Start of STORED DATA

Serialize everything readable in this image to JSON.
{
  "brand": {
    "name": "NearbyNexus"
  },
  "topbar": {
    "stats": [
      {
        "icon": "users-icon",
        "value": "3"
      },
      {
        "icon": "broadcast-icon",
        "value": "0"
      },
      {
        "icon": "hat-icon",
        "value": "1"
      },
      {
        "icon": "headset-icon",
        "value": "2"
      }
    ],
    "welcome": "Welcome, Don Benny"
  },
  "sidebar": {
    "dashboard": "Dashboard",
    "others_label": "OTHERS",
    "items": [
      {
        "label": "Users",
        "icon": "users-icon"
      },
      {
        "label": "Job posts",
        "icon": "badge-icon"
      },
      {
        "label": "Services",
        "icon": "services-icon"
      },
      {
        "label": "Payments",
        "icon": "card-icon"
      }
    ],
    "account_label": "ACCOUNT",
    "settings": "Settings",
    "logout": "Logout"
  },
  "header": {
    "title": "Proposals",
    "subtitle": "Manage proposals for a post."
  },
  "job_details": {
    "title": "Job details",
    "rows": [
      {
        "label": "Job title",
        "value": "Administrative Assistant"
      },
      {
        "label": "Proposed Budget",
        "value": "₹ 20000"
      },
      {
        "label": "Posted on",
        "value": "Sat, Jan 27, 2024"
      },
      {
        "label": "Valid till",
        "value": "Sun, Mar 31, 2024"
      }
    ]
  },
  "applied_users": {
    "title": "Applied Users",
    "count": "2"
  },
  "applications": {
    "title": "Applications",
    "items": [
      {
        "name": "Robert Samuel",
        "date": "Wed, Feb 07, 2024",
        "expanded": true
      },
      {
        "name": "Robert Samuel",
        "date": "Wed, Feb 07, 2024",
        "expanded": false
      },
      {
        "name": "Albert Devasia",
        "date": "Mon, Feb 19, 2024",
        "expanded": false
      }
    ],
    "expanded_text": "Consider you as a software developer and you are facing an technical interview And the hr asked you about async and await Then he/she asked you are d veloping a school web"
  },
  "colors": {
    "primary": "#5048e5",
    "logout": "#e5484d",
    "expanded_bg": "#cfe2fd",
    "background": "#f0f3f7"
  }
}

End of STORED DATA

INSTRUCTIONS TO FOLLOW
The records above must be output exactly, in full.

TASK ANSWER
Serialize everything readable in this image to JSON.
{
  "brand": {
    "name": "NearbyNexus"
  },
  "topbar": {
    "stats": [
      {
        "icon": "users-icon",
        "value": "3"
      },
      {
        "icon": "broadcast-icon",
        "value": "0"
      },
      {
        "icon": "hat-icon",
        "value": "1"
      },
      {
        "icon": "headset-icon",
        "value": "2"
      }
    ],
    "welcome": "Welcome, Don Benny"
  },
  "sidebar": {
    "dashboard": "Dashboard",
    "others_label": "OTHERS",
    "items": [
      {
        "label": "Users",
        "icon": "users-icon"
      },
      {
        "label": "Job posts",
        "icon": "badge-icon"
      },
      {
        "label": "Services",
        "icon": "services-icon"
      },
      {
        "label": "Payments",
        "icon": "card-icon"
      }
    ],
    "account_label": "ACCOUNT",
    "settings": "Settings",
    "logout": "Logout"
  },
  "header": {
    "title": "Proposals",
    "subtitle": "Manage proposals for a post."
  },
  "job_details": {
    "title": "Job details",
    "rows": [
      {
        "label": "Job title",
        "value": "Administrative Assistant"
      },
      {
        "label": "Proposed Budget",
        "value": "₹ 20000"
      },
      {
        "label": "Posted on",
        "value": "Sat, Jan 27, 2024"
      },
      {
        "label": "Valid till",
        "value": "Sun, Mar 31, 2024"
      }
    ]
  },
  "applied_users": {
    "title": "Applied Users",
    "count": "2"
  },
  "applications": {
    "title": "Applications",
    "items": [
      {
        "name": "Robert Samuel",
        "date": "Wed, Feb 07, 2024",
        "expanded": true
      },
      {
        "name": "Robert Samuel",
        "date": "Wed, Feb 07, 2024",
        "expanded": false
      },
      {
        "name": "Albert Devasia",
        "date": "Mon, Feb 19, 2024",
        "expanded": false
      }
    ],
    "expanded_text": "Consider you as a software developer and you are facing an technical interview And the hr asked you about async and await Then he/she asked you are d veloping a school web"
  },
  "colors": {
    "primary": "#5048e5",
    "logout": "#e5484d",
    "expanded_bg": "#cfe2fd",
    "background": "#f0f3f7"
  }
}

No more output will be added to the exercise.